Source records
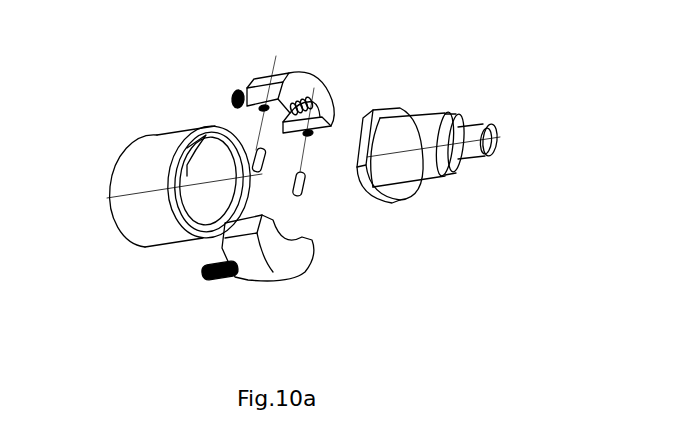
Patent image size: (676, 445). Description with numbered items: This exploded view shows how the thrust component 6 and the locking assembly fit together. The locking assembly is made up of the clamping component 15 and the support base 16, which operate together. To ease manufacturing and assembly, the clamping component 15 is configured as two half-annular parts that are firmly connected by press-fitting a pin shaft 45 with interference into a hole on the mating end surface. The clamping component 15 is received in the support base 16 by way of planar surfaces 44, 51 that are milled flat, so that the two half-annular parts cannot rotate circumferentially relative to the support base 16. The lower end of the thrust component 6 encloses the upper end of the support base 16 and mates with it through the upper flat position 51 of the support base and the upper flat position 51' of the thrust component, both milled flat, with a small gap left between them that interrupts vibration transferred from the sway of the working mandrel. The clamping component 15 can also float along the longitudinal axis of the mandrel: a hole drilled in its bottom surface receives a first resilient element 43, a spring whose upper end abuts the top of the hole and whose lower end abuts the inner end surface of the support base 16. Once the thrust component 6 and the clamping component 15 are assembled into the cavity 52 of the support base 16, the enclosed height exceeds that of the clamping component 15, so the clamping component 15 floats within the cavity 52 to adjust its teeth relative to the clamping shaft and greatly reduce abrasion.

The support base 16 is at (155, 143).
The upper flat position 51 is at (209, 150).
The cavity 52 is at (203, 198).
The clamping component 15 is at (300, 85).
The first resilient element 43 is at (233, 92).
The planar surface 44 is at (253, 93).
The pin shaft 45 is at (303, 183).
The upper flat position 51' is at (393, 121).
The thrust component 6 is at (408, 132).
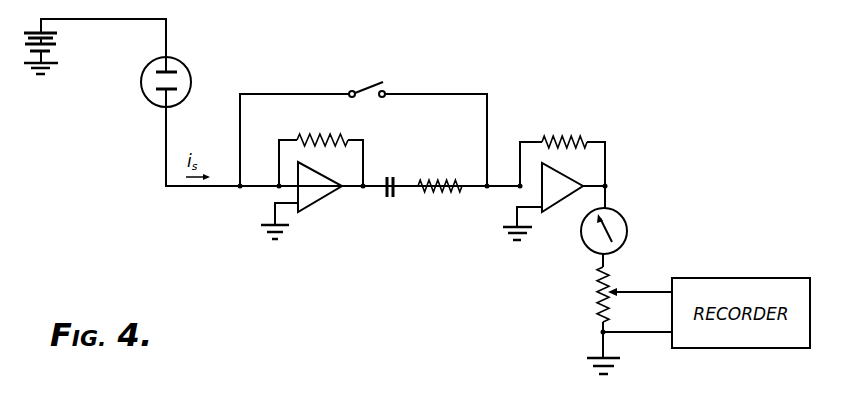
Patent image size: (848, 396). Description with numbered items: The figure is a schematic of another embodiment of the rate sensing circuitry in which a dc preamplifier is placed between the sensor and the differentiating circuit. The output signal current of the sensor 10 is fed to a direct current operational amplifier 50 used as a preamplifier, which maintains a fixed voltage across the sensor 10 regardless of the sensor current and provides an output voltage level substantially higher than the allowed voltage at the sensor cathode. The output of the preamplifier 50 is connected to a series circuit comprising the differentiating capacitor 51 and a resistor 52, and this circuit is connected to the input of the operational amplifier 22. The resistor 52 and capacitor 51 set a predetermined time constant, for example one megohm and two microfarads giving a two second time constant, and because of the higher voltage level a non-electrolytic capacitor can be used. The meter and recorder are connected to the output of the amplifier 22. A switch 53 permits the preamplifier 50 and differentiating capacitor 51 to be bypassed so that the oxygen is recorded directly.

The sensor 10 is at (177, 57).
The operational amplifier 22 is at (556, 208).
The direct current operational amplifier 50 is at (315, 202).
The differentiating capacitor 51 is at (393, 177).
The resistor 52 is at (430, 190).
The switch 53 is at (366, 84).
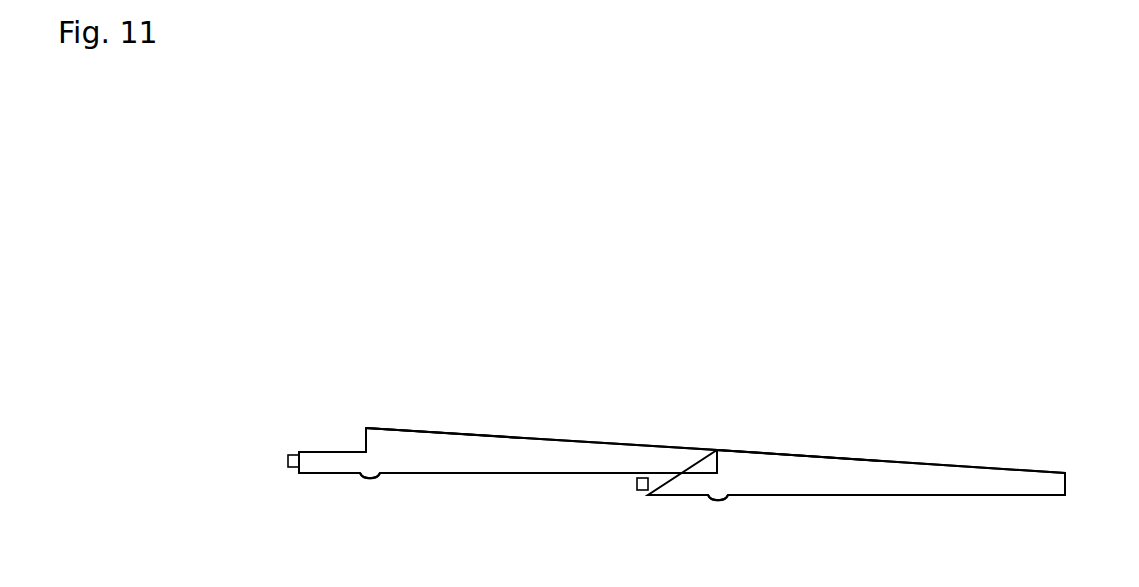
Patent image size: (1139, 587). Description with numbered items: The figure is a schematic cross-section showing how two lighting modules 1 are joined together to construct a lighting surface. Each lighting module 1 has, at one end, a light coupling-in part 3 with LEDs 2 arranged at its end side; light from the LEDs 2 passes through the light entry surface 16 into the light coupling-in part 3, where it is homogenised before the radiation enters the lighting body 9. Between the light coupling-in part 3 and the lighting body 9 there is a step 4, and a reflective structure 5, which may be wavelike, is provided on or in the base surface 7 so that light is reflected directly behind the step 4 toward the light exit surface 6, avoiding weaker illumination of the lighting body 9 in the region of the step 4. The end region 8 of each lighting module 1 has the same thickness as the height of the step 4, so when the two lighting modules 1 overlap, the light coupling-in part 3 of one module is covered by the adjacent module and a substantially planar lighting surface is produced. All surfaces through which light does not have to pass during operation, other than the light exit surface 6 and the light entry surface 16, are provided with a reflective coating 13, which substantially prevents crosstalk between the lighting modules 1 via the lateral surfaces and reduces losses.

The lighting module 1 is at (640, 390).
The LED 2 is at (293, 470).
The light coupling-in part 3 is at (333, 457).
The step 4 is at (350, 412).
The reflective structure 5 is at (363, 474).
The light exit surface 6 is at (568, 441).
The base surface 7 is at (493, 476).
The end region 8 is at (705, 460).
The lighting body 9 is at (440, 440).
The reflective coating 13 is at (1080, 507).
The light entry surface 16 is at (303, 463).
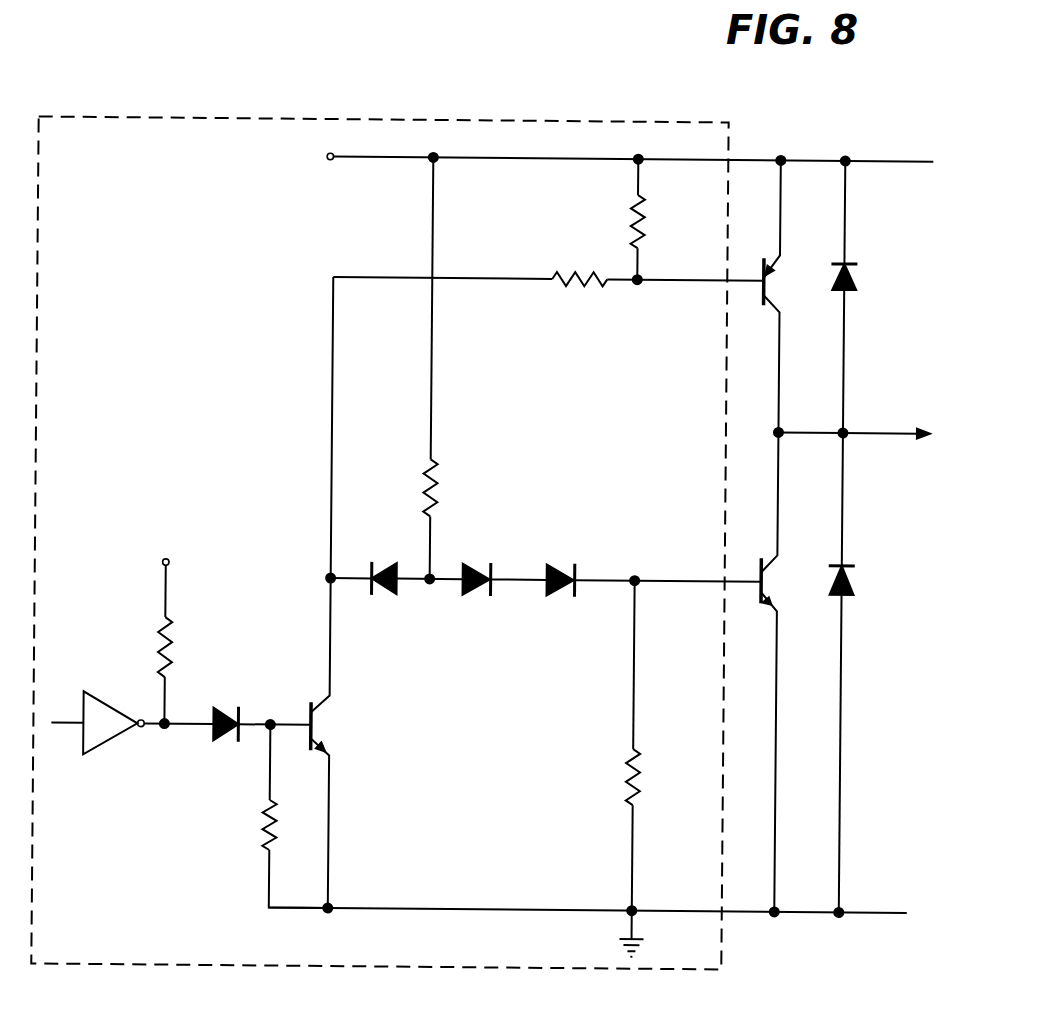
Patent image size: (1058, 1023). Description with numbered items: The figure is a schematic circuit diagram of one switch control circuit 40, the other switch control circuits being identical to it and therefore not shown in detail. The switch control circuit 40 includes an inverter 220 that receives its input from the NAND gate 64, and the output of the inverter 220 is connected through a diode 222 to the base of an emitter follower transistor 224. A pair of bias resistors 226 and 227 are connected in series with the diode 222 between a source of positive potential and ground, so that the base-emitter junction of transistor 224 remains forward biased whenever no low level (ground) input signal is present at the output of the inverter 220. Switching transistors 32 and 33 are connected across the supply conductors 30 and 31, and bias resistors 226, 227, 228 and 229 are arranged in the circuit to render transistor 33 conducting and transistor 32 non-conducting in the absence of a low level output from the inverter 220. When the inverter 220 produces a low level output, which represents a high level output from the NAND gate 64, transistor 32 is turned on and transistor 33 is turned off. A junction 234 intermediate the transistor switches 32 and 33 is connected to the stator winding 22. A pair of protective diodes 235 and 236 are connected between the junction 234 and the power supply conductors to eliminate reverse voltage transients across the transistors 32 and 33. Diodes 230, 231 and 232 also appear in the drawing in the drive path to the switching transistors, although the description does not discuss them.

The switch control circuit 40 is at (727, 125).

(YOUR INSTRUCTIONS)
Give every line of the records above as a JSON list of strings, one string per line, without the blank lines. Leave out the pictures.

(EXERCISE ANSWER)
[
  "Patent image size: (676, 445). Description with numbered items: This exploded view shows how the thrust component 6 and the locking assembly fit together. The locking assembly is made up of the clamping component 15 and the support base 16, which operate together. To ease manufacturing and assembly, the clamping component 15 is configured as two half-annular parts that are firmly connected by press-fitting a pin shaft 45 with interference into a hole on the mating end surface. The clamping component 15 is received in the support base 16 by way of planar surfaces 44, 51 that are milled flat, so that the two half-annular parts cannot rotate circumferentially relative to the support base 16. The lower end of the thrust component 6 encloses the upper end of the support base 16 and mates with it through the upper flat position 51 of the support base and the upper flat position 51' of the thrust component, both milled flat, with a small gap left between them that interrupts vibration transferred from the sway of the working mandrel. The clamping component 15 can also float along the longitudinal axis of the mandrel: a hole drilled in its bottom surface receives a first resilient element 43, a spring whose upper end abuts the top of the hole and whose lower end abuts the inner end surface of the support base 16. Once the thrust component 6 and the clamping component 15 are assembled into the cavity 52 of the support base 16, the enclosed height exceeds that of the clamping component 15, so the clamping component 15 floats within the cavity 52 to adjust its teeth relative to the clamping shaft and greatly reduce abrasion.",
  "The support base 16 is at (155, 143).",
  "The upper flat position 51 is at (209, 150).",
  "The cavity 52 is at (203, 198).",
  "The clamping component 15 is at (300, 85).",
  "The first resilient element 43 is at (233, 92).",
  "The planar surface 44 is at (253, 93).",
  "The pin shaft 45 is at (303, 183).",
  "The upper flat position 51' is at (393, 121).",
  "The thrust component 6 is at (408, 132).",
  "Patent image size: (848, 396). Description with numbered items: The figure is a schematic of another embodiment of the rate sensing circuitry in which a dc preamplifier is placed between the sensor and the differentiating circuit. The output signal current of the sensor 10 is fed to a direct current operational amplifier 50 used as a preamplifier, which maintains a fixed voltage across the sensor 10 regardless of the sensor current and provides an output voltage level substantially higher than the allowed voltage at the sensor cathode. The output of the preamplifier 50 is connected to a series circuit comprising the differentiating capacitor 51 and a resistor 52, and this circuit is connected to the input of the operational amplifier 22. The resistor 52 and capacitor 51 set a predetermined time constant, for example one megohm and two microfarads giving a two second time constant, and because of the higher voltage level a non-electrolytic capacitor can be used. The meter and recorder are connected to the output of the amplifier 22. A switch 53 permits the preamplifier 50 and differentiating capacitor 51 to be bypassed so that the oxygen is recorded directly.",
  "The sensor 10 is at (177, 57).",
  "The operational amplifier 22 is at (556, 208).",
  "The direct current operational amplifier 50 is at (315, 202).",
  "The differentiating capacitor 51 is at (393, 177).",
  "The resistor 52 is at (430, 190).",
  "The switch 53 is at (366, 84).",
  "Patent image size: (1139, 587). Description with numbered items: The figure is a schematic cross-section showing how two lighting modules 1 are joined together to construct a lighting surface. Each lighting module 1 has, at one end, a light coupling-in part 3 with LEDs 2 arranged at its end side; light from the LEDs 2 passes through the light entry surface 16 into the light coupling-in part 3, where it is homogenised before the radiation enters the lighting body 9. Between the light coupling-in part 3 and the lighting body 9 there is a step 4, and a reflective structure 5, which may be wavelike, is provided on or in the base surface 7 so that light is reflected directly behind the step 4 toward the light exit surface 6, avoiding weaker illumination of the lighting body 9 in the region of the step 4. The end region 8 of each lighting module 1 has the same thickness as the height of the step 4, so when the two lighting modules 1 overlap, the light coupling-in part 3 of one module is covered by the adjacent module and a substantially planar lighting surface is produced. All surfaces through which light does not have to pass during operation, other than the light exit surface 6 and the light entry surface 16, are provided with a reflective coating 13, which substantially prevents crosstalk between the lighting modules 1 via the lateral surfaces and reduces losses.",
  "The lighting module 1 is at (640, 390).",
  "The LED 2 is at (293, 470).",
  "The light coupling-in part 3 is at (333, 457).",
  "The step 4 is at (350, 412).",
  "The reflective structure 5 is at (363, 474).",
  "The light exit surface 6 is at (568, 441).",
  "The base surface 7 is at (493, 476).",
  "The end region 8 is at (705, 460).",
  "The lighting body 9 is at (440, 440).",
  "The reflective coating 13 is at (1080, 507).",
  "The light entry surface 16 is at (303, 463).",
  "Patent image size: (1058, 1023). Description with numbered items: The figure is a schematic circuit diagram of one switch control circuit 40, the other switch control circuits being identical to it and therefore not shown in detail. The switch control circuit 40 includes an inverter 220 that receives its input from the NAND gate 64, and the output of the inverter 220 is connected through a diode 222 to the base of an emitter follower transistor 224. A pair of bias resistors 226 and 227 are connected in series with the diode 222 between a source of positive potential and ground, so that the base-emitter junction of transistor 224 remains forward biased whenever no low level (ground) input signal is present at the output of the inverter 220. Switching transistors 32 and 33 are connected across the supply conductors 30 and 31, and bias resistors 226, 227, 228 and 229 are arranged in the circuit to render transistor 33 conducting and transistor 32 non-conducting in the absence of a low level output from the inverter 220. When the inverter 220 produces a low level output, which represents a high level output from the NAND gate 64, transistor 32 is turned on and transistor 33 is turned off. A junction 234 intermediate the transistor switches 32 and 33 is connected to the stator winding 22. A pair of protective diodes 235 and 236 are connected between the junction 234 and the power supply conductors to eliminate reverse voltage transients across the transistors 32 and 33. Diodes 230, 231 and 232 also appear in the drawing in the drive path to the switching transistors, although the description does not discuss them.",
  "The switch control circuit 40 is at (727, 125)."
]